[Extracted data entries]
⁂

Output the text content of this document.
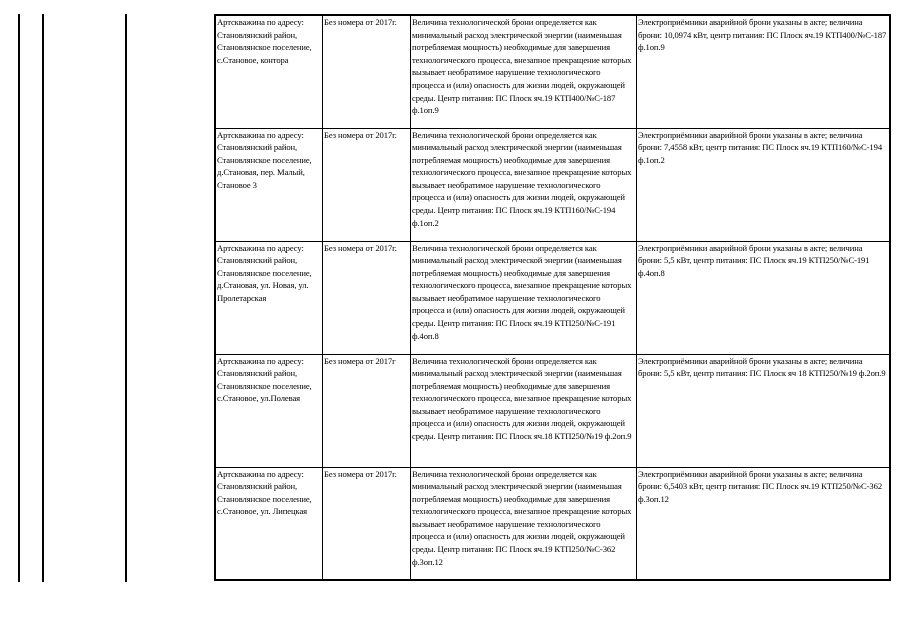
Артскважина по адресу: Становлянский район, Становлянское поселение, с.Становое, контора	Без номера от 2017г.	Величина технологической брони определяется как минимальный расход электрической энергии (наименьшая потребляемая мощность) необходимые для завершения технологического процесса, внезапное прекращение которых вызывает необратимое нарушение технологического процесса и (или) опасность для жизни людей, окружающей среды. Центр питания: ПС Плоск яч.19 КТП400/№С-187 ф.1оп.9	Электроприёмники аварийной брони указаны в акте; величина брони: 10,0974 кВт, центр питания: ПС Плоск яч.19 КТП400/№С-187 ф.1оп.9
Артскважина по адресу: Становлянский район, Становлянское поселение, д.Становая, пер. Малый, Становое 3	Без номера от 2017г.	Величина технологической брони определяется как минимальный расход электрической энергии (наименьшая потребляемая мощность) необходимые для завершения технологического процесса, внезапное прекращение которых вызывает необратимое нарушение технологического процесса и (или) опасность для жизни людей, окружающей среды. Центр питания: ПС Плоск яч.19 КТП160/№С-194 ф.1оп.2	Электроприёмники аварийной брони указаны в акте; величина брони: 7,4558 кВт, центр питания: ПС Плоск яч.19 КТП160/№С-194 ф.1оп.2
Артскважина по адресу: Становлянский район, Становлянское поселение, д.Становая, ул. Новая, ул. Пролетарская	Без номера от 2017г.	Величина технологической брони определяется как минимальный расход электрической энергии (наименьшая потребляемая мощность) необходимые для завершения технологического процесса, внезапное прекращение которых вызывает необратимое нарушение технологического процесса и (или) опасность для жизни людей, окружающей среды. Центр питания: ПС Плоск яч.19 КТП250/№С-191 ф.4оп.8	Электроприёмники аварийной брони указаны в акте; величина брони: 5,5 кВт, центр питания: ПС Плоск яч.19 КТП250/№С-191 ф.4оп.8
Артскважина по адресу: Становлянский район, Становлянское поселение, с.Становое, ул.Полевая	Без номера от 2017г	Величина технологической брони определяется как минимальный расход электрической энергии (наименьшая потребляемая мощность) необходимые для завершения технологического процесса, внезапное прекращение которых вызывает необратимое нарушение технологического процесса и (или) опасность для жизни людей, окружающей среды. Центр питания: ПС Плоск яч.18 КТП250/№19 ф.2оп.9	Электроприёмники аварийной брони указаны в акте; величина брони: 5,5 кВт, центр питания: ПС Плоск яч 18 КТП250/№19 ф.2оп.9
Артскважина по адресу: Становлянский район, Становлянское поселение, с.Становое, ул. Липецкая	Без номера от 2017г.	Величина технологической брони определяется как минимальный расход электрической энергии (наименьшая потребляемая мощность) необходимые для завершения технологического процесса, внезапное прекращение которых вызывает необратимое нарушение технологического процесса и (или) опасность для жизни людей, окружающей среды. Центр питания: ПС Плоск яч.19 КТП250/№С-362 ф.3оп.12	Электроприёмники аварийной брони указаны в акте; величина брони: 6,5403 кВт, центр питания: ПС Плоск яч.19 КТП250/№С-362 ф.3оп.12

⁂

[What this task involves]: Pictures in the records should not appear in your copy, but everything else must be transcribed exactly.

[Answer for the task]:
Output the text content of this document.
Артскважина по адресу: Становлянский район, Становлянское поселение, с.Становое, контора	Без номера от 2017г.	Величина технологической брони определяется как минимальный расход электрической энергии (наименьшая потребляемая мощность) необходимые для завершения технологического процесса, внезапное прекращение которых вызывает необратимое нарушение технологического процесса и (или) опасность для жизни людей, окружающей среды. Центр питания: ПС Плоск яч.19 КТП400/№С-187 ф.1оп.9	Электроприёмники аварийной брони указаны в акте; величина брони: 10,0974 кВт, центр питания: ПС Плоск яч.19 КТП400/№С-187 ф.1оп.9
Артскважина по адресу: Становлянский район, Становлянское поселение, д.Становая, пер. Малый, Становое 3	Без номера от 2017г.	Величина технологической брони определяется как минимальный расход электрической энергии (наименьшая потребляемая мощность) необходимые для завершения технологического процесса, внезапное прекращение которых вызывает необратимое нарушение технологического процесса и (или) опасность для жизни людей, окружающей среды. Центр питания: ПС Плоск яч.19 КТП160/№С-194 ф.1оп.2	Электроприёмники аварийной брони указаны в акте; величина брони: 7,4558 кВт, центр питания: ПС Плоск яч.19 КТП160/№С-194 ф.1оп.2
Артскважина по адресу: Становлянский район, Становлянское поселение, д.Становая, ул. Новая, ул. Пролетарская	Без номера от 2017г.	Величина технологической брони определяется как минимальный расход электрической энергии (наименьшая потребляемая мощность) необходимые для завершения технологического процесса, внезапное прекращение которых вызывает необратимое нарушение технологического процесса и (или) опасность для жизни людей, окружающей среды. Центр питания: ПС Плоск яч.19 КТП250/№С-191 ф.4оп.8	Электроприёмники аварийной брони указаны в акте; величина брони: 5,5 кВт, центр питания: ПС Плоск яч.19 КТП250/№С-191 ф.4оп.8
Артскважина по адресу: Становлянский район, Становлянское поселение, с.Становое, ул.Полевая	Без номера от 2017г	Величина технологической брони определяется как минимальный расход электрической энергии (наименьшая потребляемая мощность) необходимые для завершения технологического процесса, внезапное прекращение которых вызывает необратимое нарушение технологического процесса и (или) опасность для жизни людей, окружающей среды. Центр питания: ПС Плоск яч.18 КТП250/№19 ф.2оп.9	Электроприёмники аварийной брони указаны в акте; величина брони: 5,5 кВт, центр питания: ПС Плоск яч 18 КТП250/№19 ф.2оп.9
Артскважина по адресу: Становлянский район, Становлянское поселение, с.Становое, ул. Липецкая	Без номера от 2017г.	Величина технологической брони определяется как минимальный расход электрической энергии (наименьшая потребляемая мощность) необходимые для завершения технологического процесса, внезапное прекращение которых вызывает необратимое нарушение технологического процесса и (или) опасность для жизни людей, окружающей среды. Центр питания: ПС Плоск яч.19 КТП250/№С-362 ф.3оп.12	Электроприёмники аварийной брони указаны в акте; величина брони: 6,5403 кВт, центр питания: ПС Плоск яч.19 КТП250/№С-362 ф.3оп.12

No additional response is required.